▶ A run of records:
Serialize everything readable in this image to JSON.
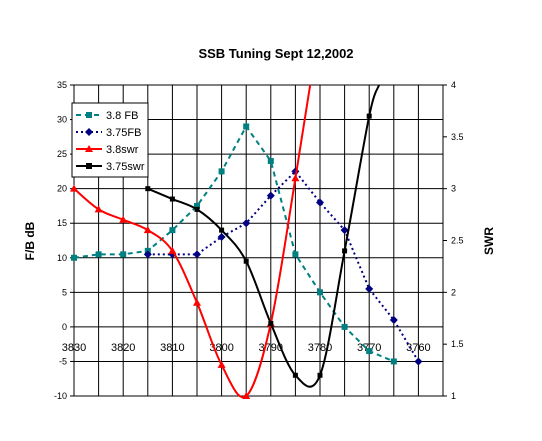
{
  "chart_data": {
    "type": "line",
    "title": "SSB Tuning Sept 12,2002",
    "ylabel": "F/B dB",
    "y2label": "SWR",
    "x_reversed": true,
    "xlim": [
      3830,
      3755
    ],
    "ylim": [
      -10,
      35
    ],
    "y2lim": [
      1,
      4
    ],
    "x_ticks": [
      3830,
      3820,
      3810,
      3800,
      3790,
      3780,
      3770,
      3760
    ],
    "y_ticks": [
      -10,
      -5,
      0,
      5,
      10,
      15,
      20,
      25,
      30,
      35
    ],
    "y2_ticks": [
      1,
      1.5,
      2,
      2.5,
      3,
      3.5,
      4
    ],
    "grid": true,
    "legend_position": "top-left",
    "series": [
      {
        "name": "3.8 FB",
        "axis": "left",
        "color": "#008080",
        "line": "dashed",
        "marker": "square",
        "x": [
          3830,
          3825,
          3820,
          3815,
          3810,
          3805,
          3800,
          3795,
          3790,
          3785,
          3780,
          3775,
          3770,
          3765
        ],
        "y": [
          10,
          10.5,
          10.5,
          11,
          14,
          17.5,
          22.5,
          29,
          24,
          10.5,
          5,
          0,
          -3.5,
          -5
        ]
      },
      {
        "name": "3.75FB",
        "axis": "left",
        "color": "#000080",
        "line": "dotted",
        "marker": "diamond",
        "x": [
          3815,
          3810,
          3805,
          3800,
          3795,
          3790,
          3785,
          3780,
          3775,
          3770,
          3765,
          3760
        ],
        "y": [
          10.5,
          10.5,
          10.5,
          13,
          15,
          19,
          22.5,
          18,
          14,
          5.5,
          1,
          -5
        ]
      },
      {
        "name": "3.8swr",
        "axis": "right",
        "color": "#ff0000",
        "line": "solid",
        "marker": "triangle",
        "x": [
          3830,
          3825,
          3820,
          3815,
          3810,
          3805,
          3800,
          3795,
          3790,
          3785,
          3782
        ],
        "y": [
          3,
          2.8,
          2.7,
          2.6,
          2.4,
          1.9,
          1.3,
          1.0,
          1.7,
          3.1,
          4.0
        ]
      },
      {
        "name": "3.75swr",
        "axis": "right",
        "color": "#000000",
        "line": "solid",
        "marker": "square",
        "x": [
          3815,
          3810,
          3805,
          3800,
          3795,
          3790,
          3785,
          3780,
          3775,
          3770,
          3768
        ],
        "y": [
          3,
          2.9,
          2.8,
          2.6,
          2.3,
          1.7,
          1.2,
          1.2,
          2.4,
          3.7,
          4.0
        ]
      }
    ]
  }
}
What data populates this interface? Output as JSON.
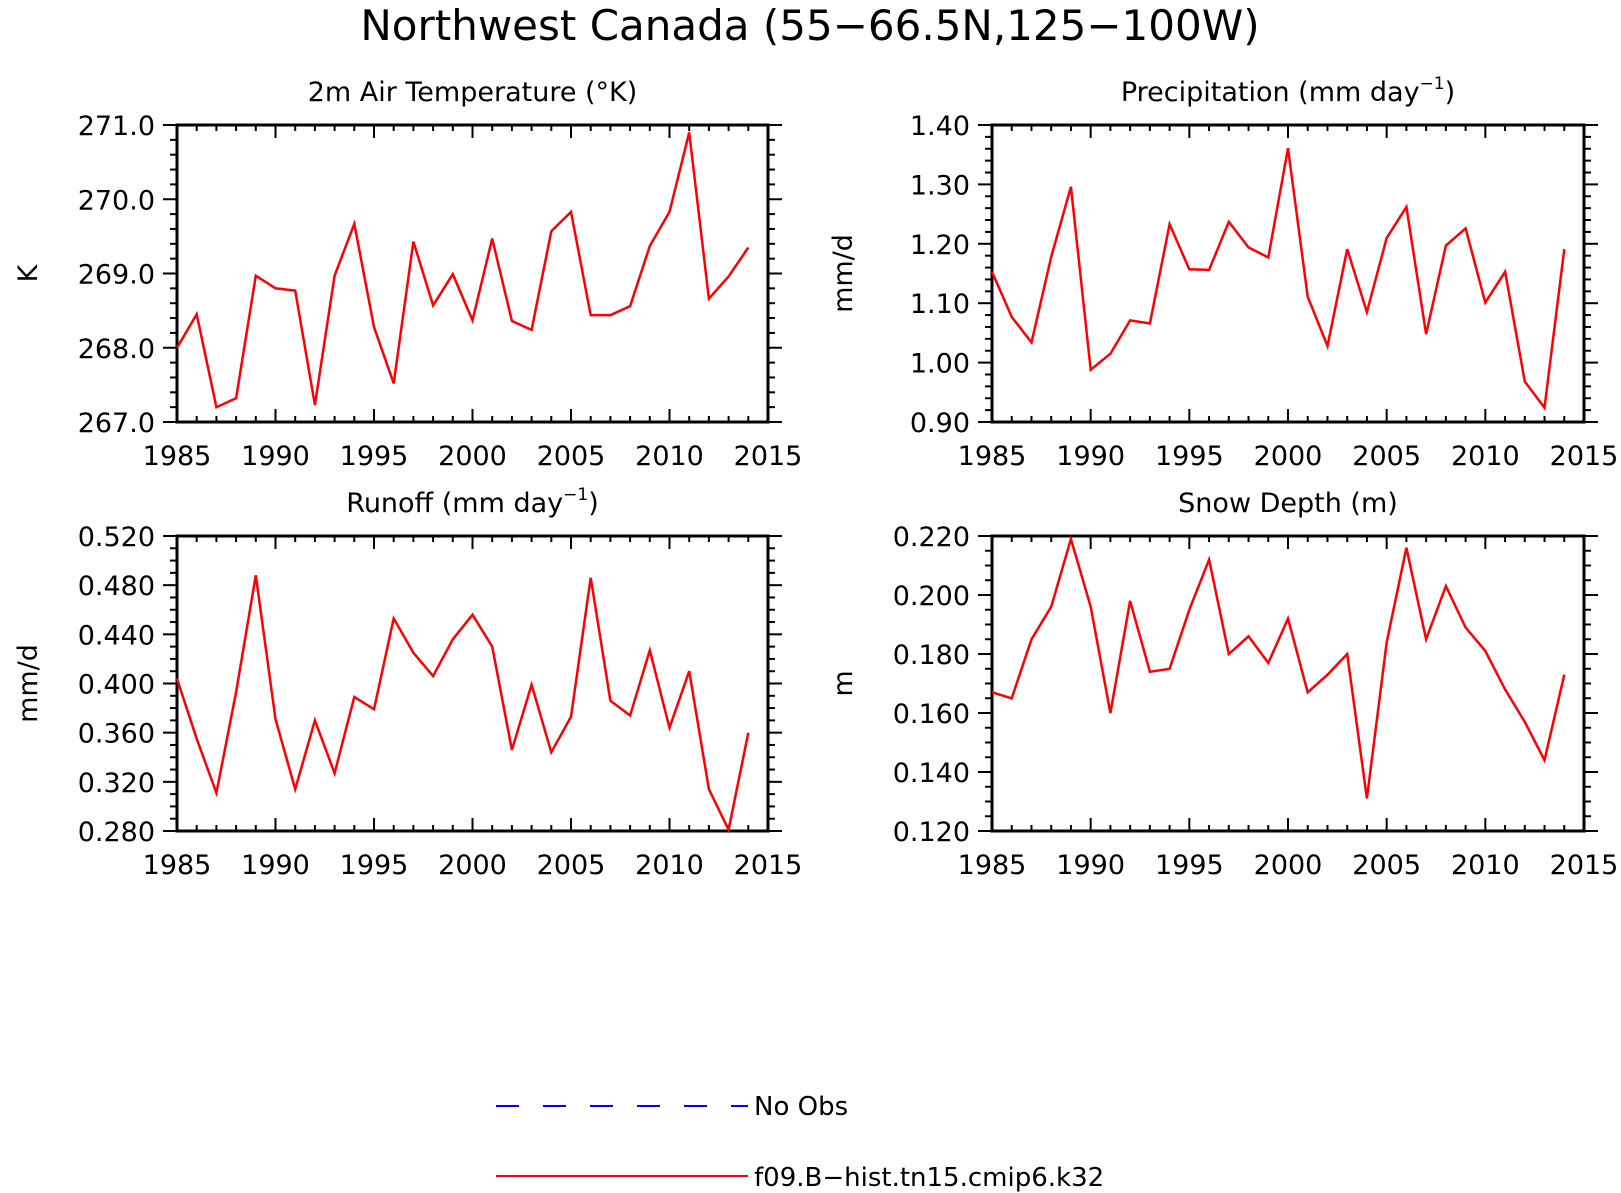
{
  "title": "Northwest Canada (55−66.5N,125−100W)",
  "colors": {
    "model": "#ff0000",
    "obs": "#0000ff",
    "axis": "#000000"
  },
  "legend": {
    "entries": [
      {
        "label": "No Obs",
        "color": "#0000ff",
        "style": "dashed"
      },
      {
        "label": "f09.B−hist.tn15.cmip6.k32",
        "color": "#ff0000",
        "style": "solid"
      }
    ]
  },
  "chart_data": [
    {
      "type": "line",
      "title": "2m Air Temperature (°K)",
      "title_main": "2m Air Temperature (°K)",
      "title_sup": "",
      "title_tail": "",
      "ylabel": "K",
      "xlim": [
        1985,
        2015
      ],
      "ylim": [
        267.0,
        271.0
      ],
      "xticks": [
        1985,
        1990,
        1995,
        2000,
        2005,
        2010,
        2015
      ],
      "yticks": [
        "267.0",
        "268.0",
        "269.0",
        "270.0",
        "271.0"
      ],
      "ytick_values": [
        267.0,
        268.0,
        269.0,
        270.0,
        271.0
      ],
      "yminor_per_major": 5,
      "series": [
        {
          "x": [
            1985,
            1986,
            1987,
            1988,
            1989,
            1990,
            1991,
            1992,
            1993,
            1994,
            1995,
            1996,
            1997,
            1998,
            1999,
            2000,
            2001,
            2002,
            2003,
            2004,
            2005,
            2006,
            2007,
            2008,
            2009,
            2010,
            2011,
            2012,
            2013,
            2014
          ],
          "values": [
            268.0,
            268.45,
            267.2,
            267.32,
            268.97,
            268.8,
            268.77,
            267.23,
            268.97,
            269.67,
            268.28,
            267.52,
            269.43,
            268.57,
            268.99,
            268.37,
            269.47,
            268.36,
            268.24,
            269.57,
            269.83,
            268.44,
            268.44,
            268.56,
            269.37,
            269.83,
            270.9,
            268.66,
            268.96,
            269.35
          ]
        }
      ]
    },
    {
      "type": "line",
      "title": "Precipitation (mm day⁻¹)",
      "title_main": "Precipitation (mm day",
      "title_sup": "−1",
      "title_tail": ")",
      "ylabel": "mm/d",
      "xlim": [
        1985,
        2015
      ],
      "ylim": [
        0.9,
        1.4
      ],
      "xticks": [
        1985,
        1990,
        1995,
        2000,
        2005,
        2010,
        2015
      ],
      "yticks": [
        "0.90",
        "1.00",
        "1.10",
        "1.20",
        "1.30",
        "1.40"
      ],
      "ytick_values": [
        0.9,
        1.0,
        1.1,
        1.2,
        1.3,
        1.4
      ],
      "yminor_per_major": 5,
      "series": [
        {
          "x": [
            1985,
            1986,
            1987,
            1988,
            1989,
            1990,
            1991,
            1992,
            1993,
            1994,
            1995,
            1996,
            1997,
            1998,
            1999,
            2000,
            2001,
            2002,
            2003,
            2004,
            2005,
            2006,
            2007,
            2008,
            2009,
            2010,
            2011,
            2012,
            2013,
            2014
          ],
          "values": [
            1.153,
            1.077,
            1.034,
            1.178,
            1.296,
            0.988,
            1.015,
            1.071,
            1.066,
            1.233,
            1.157,
            1.156,
            1.237,
            1.194,
            1.177,
            1.361,
            1.111,
            1.028,
            1.191,
            1.085,
            1.21,
            1.262,
            1.048,
            1.197,
            1.226,
            1.101,
            1.153,
            0.968,
            0.924,
            1.191
          ]
        }
      ]
    },
    {
      "type": "line",
      "title": "Runoff (mm day⁻¹)",
      "title_main": "Runoff (mm day",
      "title_sup": "−1",
      "title_tail": ")",
      "ylabel": "mm/d",
      "xlim": [
        1985,
        2015
      ],
      "ylim": [
        0.28,
        0.52
      ],
      "xticks": [
        1985,
        1990,
        1995,
        2000,
        2005,
        2010,
        2015
      ],
      "yticks": [
        "0.280",
        "0.320",
        "0.360",
        "0.400",
        "0.440",
        "0.480",
        "0.520"
      ],
      "ytick_values": [
        0.28,
        0.32,
        0.36,
        0.4,
        0.44,
        0.48,
        0.52
      ],
      "yminor_per_major": 4,
      "series": [
        {
          "x": [
            1985,
            1986,
            1987,
            1988,
            1989,
            1990,
            1991,
            1992,
            1993,
            1994,
            1995,
            1996,
            1997,
            1998,
            1999,
            2000,
            2001,
            2002,
            2003,
            2004,
            2005,
            2006,
            2007,
            2008,
            2009,
            2010,
            2011,
            2012,
            2013,
            2014
          ],
          "values": [
            0.404,
            0.355,
            0.311,
            0.393,
            0.488,
            0.371,
            0.314,
            0.37,
            0.327,
            0.389,
            0.379,
            0.453,
            0.425,
            0.406,
            0.436,
            0.456,
            0.43,
            0.346,
            0.399,
            0.344,
            0.373,
            0.486,
            0.386,
            0.374,
            0.427,
            0.364,
            0.41,
            0.314,
            0.281,
            0.36
          ]
        }
      ]
    },
    {
      "type": "line",
      "title": "Snow Depth (m)",
      "title_main": "Snow Depth (m)",
      "title_sup": "",
      "title_tail": "",
      "ylabel": "m",
      "xlim": [
        1985,
        2015
      ],
      "ylim": [
        0.12,
        0.22
      ],
      "xticks": [
        1985,
        1990,
        1995,
        2000,
        2005,
        2010,
        2015
      ],
      "yticks": [
        "0.120",
        "0.140",
        "0.160",
        "0.180",
        "0.200",
        "0.220"
      ],
      "ytick_values": [
        0.12,
        0.14,
        0.16,
        0.18,
        0.2,
        0.22
      ],
      "yminor_per_major": 4,
      "series": [
        {
          "x": [
            1985,
            1986,
            1987,
            1988,
            1989,
            1990,
            1991,
            1992,
            1993,
            1994,
            1995,
            1996,
            1997,
            1998,
            1999,
            2000,
            2001,
            2002,
            2003,
            2004,
            2005,
            2006,
            2007,
            2008,
            2009,
            2010,
            2011,
            2012,
            2013,
            2014
          ],
          "values": [
            0.167,
            0.165,
            0.185,
            0.196,
            0.219,
            0.196,
            0.16,
            0.198,
            0.174,
            0.175,
            0.195,
            0.212,
            0.18,
            0.186,
            0.177,
            0.192,
            0.167,
            0.173,
            0.18,
            0.131,
            0.184,
            0.216,
            0.185,
            0.203,
            0.189,
            0.181,
            0.168,
            0.157,
            0.144,
            0.173
          ]
        }
      ]
    }
  ]
}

▶ PROBLEM DETAILS: Say how many lines of the material contain the word "Snow", with no other text.

▶ RESPONSE TO THE EXERCISE: 2